▸ **Task goal**: Quote every line as written. Omit pictures.

▸ **Exercise materials**:
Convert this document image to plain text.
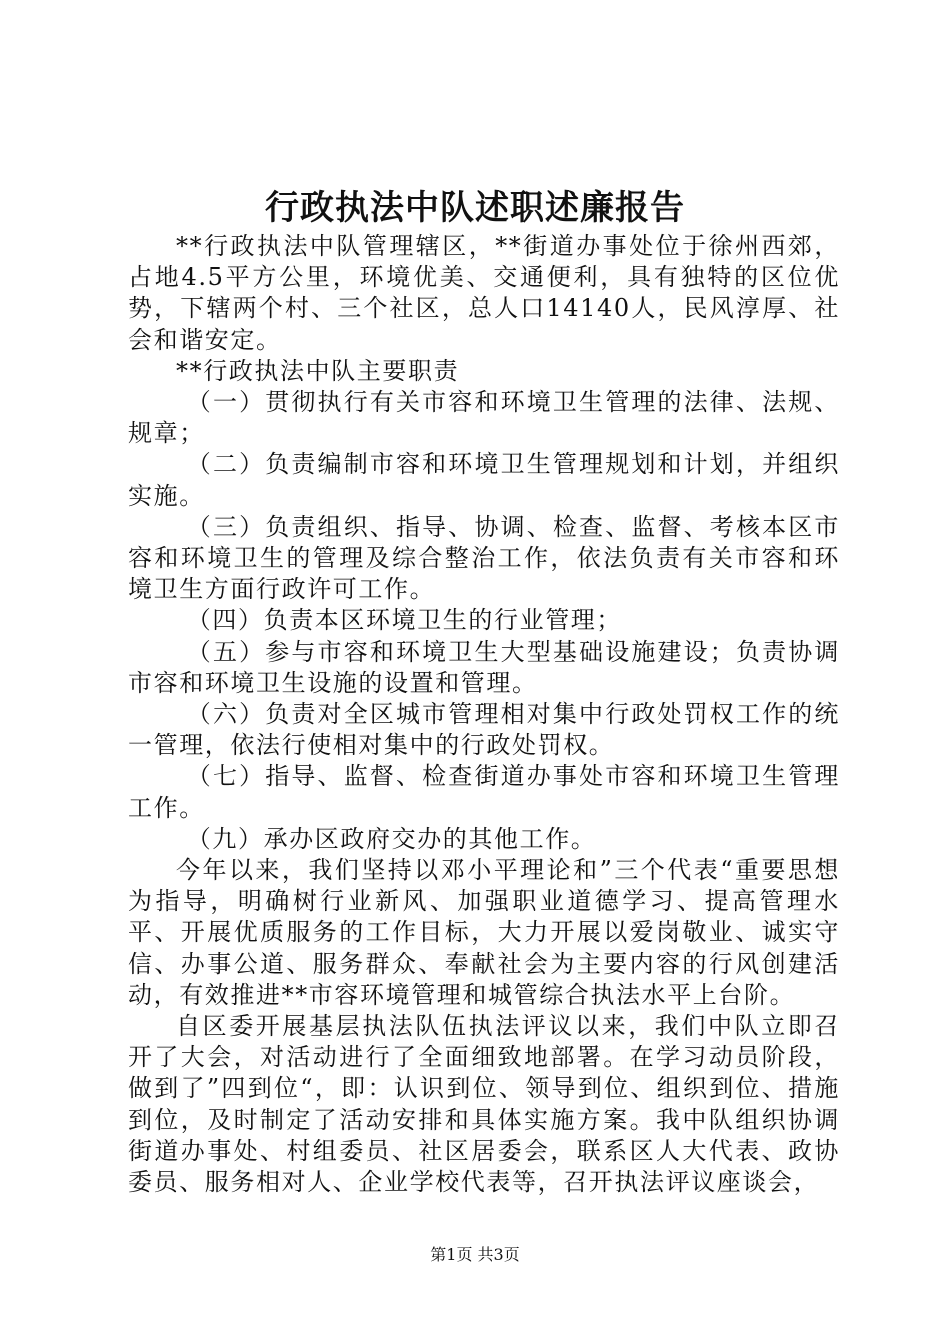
行政执法中队述职述廉报告

**行政执法中队管理辖区，**街道办事处位于徐州西郊，占地4.5平方公里，环境优美、交通便利，具有独特的区位优势，下辖两个村、三个社区，总人口14140人，民风淳厚、社会和谐安定。

**行政执法中队主要职责

（一）贯彻执行有关市容和环境卫生管理的法律、法规、规章；

（二）负责编制市容和环境卫生管理规划和计划，并组织实施。

（三）负责组织、指导、协调、检查、监督、考核本区市容和环境卫生的管理及综合整治工作，依法负责有关市容和环境卫生方面行政许可工作。

（四）负责本区环境卫生的行业管理；

（五）参与市容和环境卫生大型基础设施建设；负责协调市容和环境卫生设施的设置和管理。

（六）负责对全区城市管理相对集中行政处罚权工作的统一管理，依法行使相对集中的行政处罚权。

（七）指导、监督、检查街道办事处市容和环境卫生管理工作。

（九）承办区政府交办的其他工作。

今年以来，我们坚持以邓小平理论和”三个代表“重要思想为指导，明确树行业新风、加强职业道德学习、提高管理水平、开展优质服务的工作目标，大力开展以爱岗敬业、诚实守信、办事公道、服务群众、奉献社会为主要内容的行风创建活动，有效推进**市容环境管理和城管综合执法水平上台阶。

自区委开展基层执法队伍执法评议以来，我们中队立即召开了大会，对活动进行了全面细致地部署。在学习动员阶段，做到了”四到位“，即：认识到位、领导到位、组织到位、措施到位，及时制定了活动安排和具体实施方案。我中队组织协调街道办事处、村组委员、社区居委会，联系区人大代表、政协委员、服务相对人、企业学校代表等，召开执法评议座谈会，

第1页 共3页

▸ **Output of the task**:
Convert this document image to plain text.
行政执法中队述职述廉报告

**行政执法中队管理辖区，**街道办事处位于徐州西郊，占地4.5平方公里，环境优美、交通便利，具有独特的区位优势，下辖两个村、三个社区，总人口14140人，民风淳厚、社会和谐安定。

**行政执法中队主要职责

（一）贯彻执行有关市容和环境卫生管理的法律、法规、规章；

（二）负责编制市容和环境卫生管理规划和计划，并组织实施。

（三）负责组织、指导、协调、检查、监督、考核本区市容和环境卫生的管理及综合整治工作，依法负责有关市容和环境卫生方面行政许可工作。

（四）负责本区环境卫生的行业管理；

（五）参与市容和环境卫生大型基础设施建设；负责协调市容和环境卫生设施的设置和管理。

（六）负责对全区城市管理相对集中行政处罚权工作的统一管理，依法行使相对集中的行政处罚权。

（七）指导、监督、检查街道办事处市容和环境卫生管理工作。

（九）承办区政府交办的其他工作。

今年以来，我们坚持以邓小平理论和”三个代表“重要思想为指导，明确树行业新风、加强职业道德学习、提高管理水平、开展优质服务的工作目标，大力开展以爱岗敬业、诚实守信、办事公道、服务群众、奉献社会为主要内容的行风创建活动，有效推进**市容环境管理和城管综合执法水平上台阶。

自区委开展基层执法队伍执法评议以来，我们中队立即召开了大会，对活动进行了全面细致地部署。在学习动员阶段，做到了”四到位“，即：认识到位、领导到位、组织到位、措施到位，及时制定了活动安排和具体实施方案。我中队组织协调街道办事处、村组委员、社区居委会，联系区人大代表、政协委员、服务相对人、企业学校代表等，召开执法评议座谈会，

第1页 共3页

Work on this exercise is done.